>>>>
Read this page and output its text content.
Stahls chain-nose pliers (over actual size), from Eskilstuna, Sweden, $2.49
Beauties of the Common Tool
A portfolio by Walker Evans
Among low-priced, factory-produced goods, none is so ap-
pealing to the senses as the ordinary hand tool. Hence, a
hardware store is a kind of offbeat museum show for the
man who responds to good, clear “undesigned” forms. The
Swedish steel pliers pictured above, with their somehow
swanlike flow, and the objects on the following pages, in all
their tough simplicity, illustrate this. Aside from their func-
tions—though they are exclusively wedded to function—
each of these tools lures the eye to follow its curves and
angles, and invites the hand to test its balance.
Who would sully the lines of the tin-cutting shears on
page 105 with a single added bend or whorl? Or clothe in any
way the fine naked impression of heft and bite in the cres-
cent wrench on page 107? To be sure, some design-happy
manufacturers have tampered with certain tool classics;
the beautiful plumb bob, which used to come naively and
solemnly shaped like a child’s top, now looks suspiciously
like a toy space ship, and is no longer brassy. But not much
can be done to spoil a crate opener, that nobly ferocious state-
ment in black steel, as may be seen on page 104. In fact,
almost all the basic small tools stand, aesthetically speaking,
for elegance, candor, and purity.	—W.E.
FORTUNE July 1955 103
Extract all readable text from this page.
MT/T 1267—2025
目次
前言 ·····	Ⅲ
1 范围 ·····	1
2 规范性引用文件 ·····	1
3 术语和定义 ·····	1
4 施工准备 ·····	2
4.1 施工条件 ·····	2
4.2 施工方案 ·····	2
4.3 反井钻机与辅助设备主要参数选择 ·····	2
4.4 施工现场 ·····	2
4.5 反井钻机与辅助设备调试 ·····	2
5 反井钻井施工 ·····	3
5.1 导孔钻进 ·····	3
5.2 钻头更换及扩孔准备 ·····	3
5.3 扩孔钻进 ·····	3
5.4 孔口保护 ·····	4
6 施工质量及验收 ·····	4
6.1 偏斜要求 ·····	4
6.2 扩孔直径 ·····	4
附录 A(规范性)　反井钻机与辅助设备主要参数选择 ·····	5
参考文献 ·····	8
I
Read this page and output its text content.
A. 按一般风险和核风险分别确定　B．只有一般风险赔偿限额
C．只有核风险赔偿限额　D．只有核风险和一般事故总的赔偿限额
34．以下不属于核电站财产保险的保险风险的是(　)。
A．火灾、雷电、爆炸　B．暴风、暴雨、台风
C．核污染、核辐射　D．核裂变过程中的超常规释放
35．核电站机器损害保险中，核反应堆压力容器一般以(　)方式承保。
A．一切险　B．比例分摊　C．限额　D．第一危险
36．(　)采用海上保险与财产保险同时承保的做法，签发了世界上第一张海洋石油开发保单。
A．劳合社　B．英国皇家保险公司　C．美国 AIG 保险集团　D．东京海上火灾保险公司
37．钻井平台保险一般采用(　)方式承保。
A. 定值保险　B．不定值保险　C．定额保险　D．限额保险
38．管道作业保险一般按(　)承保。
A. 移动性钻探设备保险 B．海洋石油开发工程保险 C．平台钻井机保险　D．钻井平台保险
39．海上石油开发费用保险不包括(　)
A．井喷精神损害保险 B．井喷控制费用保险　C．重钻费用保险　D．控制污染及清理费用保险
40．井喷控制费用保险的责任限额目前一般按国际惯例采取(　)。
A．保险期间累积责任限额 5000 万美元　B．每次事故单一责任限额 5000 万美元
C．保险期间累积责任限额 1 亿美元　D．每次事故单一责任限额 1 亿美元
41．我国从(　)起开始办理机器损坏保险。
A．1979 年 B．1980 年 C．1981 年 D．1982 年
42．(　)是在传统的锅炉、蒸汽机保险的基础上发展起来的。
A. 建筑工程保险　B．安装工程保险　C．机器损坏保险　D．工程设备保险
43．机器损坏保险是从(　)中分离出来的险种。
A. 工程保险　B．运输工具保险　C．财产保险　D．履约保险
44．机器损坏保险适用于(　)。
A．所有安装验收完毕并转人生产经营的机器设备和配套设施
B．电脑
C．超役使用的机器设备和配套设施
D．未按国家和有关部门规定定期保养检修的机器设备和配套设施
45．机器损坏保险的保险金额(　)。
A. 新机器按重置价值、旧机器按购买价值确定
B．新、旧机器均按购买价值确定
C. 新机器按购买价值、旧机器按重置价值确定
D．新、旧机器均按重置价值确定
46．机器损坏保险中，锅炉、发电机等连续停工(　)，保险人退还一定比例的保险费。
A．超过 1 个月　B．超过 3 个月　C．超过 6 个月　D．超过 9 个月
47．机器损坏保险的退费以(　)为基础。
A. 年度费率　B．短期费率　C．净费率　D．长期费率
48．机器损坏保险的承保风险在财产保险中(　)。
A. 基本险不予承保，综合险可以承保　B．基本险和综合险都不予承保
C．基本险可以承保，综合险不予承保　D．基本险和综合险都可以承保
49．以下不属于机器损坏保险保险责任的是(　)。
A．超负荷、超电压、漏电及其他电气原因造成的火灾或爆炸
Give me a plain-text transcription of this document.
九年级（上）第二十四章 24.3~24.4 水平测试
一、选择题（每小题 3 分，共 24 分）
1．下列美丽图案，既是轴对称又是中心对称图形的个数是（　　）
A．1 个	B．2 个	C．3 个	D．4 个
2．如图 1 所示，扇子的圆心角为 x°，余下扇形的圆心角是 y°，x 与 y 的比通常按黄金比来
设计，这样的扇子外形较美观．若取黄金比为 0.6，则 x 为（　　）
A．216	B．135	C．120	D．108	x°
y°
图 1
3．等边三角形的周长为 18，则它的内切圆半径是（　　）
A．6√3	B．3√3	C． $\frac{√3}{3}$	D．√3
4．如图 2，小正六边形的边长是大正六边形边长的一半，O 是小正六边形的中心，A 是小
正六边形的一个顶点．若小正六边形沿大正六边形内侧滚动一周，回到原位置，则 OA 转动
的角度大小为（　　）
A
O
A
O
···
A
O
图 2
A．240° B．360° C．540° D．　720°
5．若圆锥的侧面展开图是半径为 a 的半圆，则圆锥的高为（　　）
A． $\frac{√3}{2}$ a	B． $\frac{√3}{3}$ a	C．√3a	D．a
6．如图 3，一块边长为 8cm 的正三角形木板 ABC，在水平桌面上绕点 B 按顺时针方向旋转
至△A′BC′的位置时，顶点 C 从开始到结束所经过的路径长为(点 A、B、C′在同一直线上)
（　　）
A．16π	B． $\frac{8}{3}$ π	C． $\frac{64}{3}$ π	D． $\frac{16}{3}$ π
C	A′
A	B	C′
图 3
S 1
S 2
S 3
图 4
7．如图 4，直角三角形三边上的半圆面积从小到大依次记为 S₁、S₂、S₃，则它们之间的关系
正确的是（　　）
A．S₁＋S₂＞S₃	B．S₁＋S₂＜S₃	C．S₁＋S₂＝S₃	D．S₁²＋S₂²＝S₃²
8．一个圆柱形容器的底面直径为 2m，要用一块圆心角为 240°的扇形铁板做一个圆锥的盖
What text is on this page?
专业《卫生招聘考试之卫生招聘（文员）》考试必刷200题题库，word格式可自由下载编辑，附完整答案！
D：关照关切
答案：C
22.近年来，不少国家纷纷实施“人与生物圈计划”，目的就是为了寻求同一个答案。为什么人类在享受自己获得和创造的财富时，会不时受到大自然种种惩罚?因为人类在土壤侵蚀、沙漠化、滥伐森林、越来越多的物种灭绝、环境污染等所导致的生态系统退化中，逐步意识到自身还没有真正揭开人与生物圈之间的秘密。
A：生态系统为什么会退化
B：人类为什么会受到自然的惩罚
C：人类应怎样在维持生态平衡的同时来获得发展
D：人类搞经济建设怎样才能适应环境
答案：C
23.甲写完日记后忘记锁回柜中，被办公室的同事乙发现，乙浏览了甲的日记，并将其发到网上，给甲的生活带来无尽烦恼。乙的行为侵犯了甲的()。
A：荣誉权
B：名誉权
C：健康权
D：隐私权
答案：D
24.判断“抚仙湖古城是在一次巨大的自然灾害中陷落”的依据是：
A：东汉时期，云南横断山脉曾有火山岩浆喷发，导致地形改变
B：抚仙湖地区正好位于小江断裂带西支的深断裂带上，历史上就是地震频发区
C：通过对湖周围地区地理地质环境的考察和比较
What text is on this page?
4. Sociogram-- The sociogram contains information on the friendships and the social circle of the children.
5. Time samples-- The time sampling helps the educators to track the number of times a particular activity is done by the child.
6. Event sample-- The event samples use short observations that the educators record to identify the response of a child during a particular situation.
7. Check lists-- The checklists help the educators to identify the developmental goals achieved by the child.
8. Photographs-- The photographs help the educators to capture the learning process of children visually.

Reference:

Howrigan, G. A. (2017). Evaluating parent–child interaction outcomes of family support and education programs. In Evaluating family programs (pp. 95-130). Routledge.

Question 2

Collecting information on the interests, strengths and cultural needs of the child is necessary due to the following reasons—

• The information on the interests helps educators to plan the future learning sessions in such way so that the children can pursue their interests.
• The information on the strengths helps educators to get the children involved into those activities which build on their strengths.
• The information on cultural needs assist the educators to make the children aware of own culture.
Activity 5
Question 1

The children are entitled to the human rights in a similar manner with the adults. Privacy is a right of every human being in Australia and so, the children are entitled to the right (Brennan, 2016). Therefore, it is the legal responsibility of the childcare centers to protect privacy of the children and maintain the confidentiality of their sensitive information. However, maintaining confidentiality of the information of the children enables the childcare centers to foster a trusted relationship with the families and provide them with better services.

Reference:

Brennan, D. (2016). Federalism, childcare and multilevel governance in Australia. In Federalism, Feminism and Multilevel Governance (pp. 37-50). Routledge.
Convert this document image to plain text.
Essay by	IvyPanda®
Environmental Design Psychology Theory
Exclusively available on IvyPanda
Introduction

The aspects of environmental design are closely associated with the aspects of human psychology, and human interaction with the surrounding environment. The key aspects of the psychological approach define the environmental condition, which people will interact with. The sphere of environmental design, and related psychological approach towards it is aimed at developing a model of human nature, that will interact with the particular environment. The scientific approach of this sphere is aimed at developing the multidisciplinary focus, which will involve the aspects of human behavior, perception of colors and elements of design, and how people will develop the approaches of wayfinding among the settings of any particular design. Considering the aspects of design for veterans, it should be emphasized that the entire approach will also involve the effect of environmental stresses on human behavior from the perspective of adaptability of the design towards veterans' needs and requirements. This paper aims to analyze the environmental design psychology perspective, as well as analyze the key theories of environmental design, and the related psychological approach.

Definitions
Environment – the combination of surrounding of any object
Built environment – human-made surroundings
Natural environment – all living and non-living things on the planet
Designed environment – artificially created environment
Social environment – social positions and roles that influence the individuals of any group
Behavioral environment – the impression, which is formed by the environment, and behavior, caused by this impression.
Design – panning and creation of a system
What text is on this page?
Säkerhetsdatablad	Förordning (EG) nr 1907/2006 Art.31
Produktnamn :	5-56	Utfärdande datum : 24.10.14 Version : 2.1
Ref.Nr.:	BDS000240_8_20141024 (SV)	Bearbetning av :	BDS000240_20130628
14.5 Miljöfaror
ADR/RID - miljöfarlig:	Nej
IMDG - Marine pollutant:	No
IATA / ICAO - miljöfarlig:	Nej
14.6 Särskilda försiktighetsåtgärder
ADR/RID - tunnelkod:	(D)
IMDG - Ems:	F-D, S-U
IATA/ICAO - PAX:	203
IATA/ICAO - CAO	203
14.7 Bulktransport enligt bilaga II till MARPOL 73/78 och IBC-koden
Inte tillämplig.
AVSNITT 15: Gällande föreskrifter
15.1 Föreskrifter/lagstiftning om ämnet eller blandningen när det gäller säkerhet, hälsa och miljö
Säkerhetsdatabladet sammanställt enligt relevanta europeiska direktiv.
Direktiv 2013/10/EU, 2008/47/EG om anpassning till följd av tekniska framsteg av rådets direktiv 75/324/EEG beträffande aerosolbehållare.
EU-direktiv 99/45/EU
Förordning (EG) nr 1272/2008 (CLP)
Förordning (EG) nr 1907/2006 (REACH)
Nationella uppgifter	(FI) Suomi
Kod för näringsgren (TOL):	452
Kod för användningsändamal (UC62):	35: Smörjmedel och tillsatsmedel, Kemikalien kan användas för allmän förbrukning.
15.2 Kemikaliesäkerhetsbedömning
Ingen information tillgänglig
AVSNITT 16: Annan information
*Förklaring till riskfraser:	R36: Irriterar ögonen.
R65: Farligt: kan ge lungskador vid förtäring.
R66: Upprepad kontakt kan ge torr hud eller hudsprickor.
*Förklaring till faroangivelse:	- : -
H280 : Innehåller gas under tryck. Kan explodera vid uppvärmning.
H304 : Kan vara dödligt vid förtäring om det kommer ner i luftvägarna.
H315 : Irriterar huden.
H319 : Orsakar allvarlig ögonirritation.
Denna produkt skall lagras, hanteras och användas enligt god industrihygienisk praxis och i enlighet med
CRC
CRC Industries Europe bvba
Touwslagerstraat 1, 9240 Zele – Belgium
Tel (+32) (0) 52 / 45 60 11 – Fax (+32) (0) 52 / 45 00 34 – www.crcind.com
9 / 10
<<<<
GOAL:
Pick out each line above that includes "following" and show it.

WRITTEN RESPONSE:
swanlike flow, and the objects on the following pages, in all
Collecting information on the interests, strengths and cultural needs of the child is necessary due to the following reasons—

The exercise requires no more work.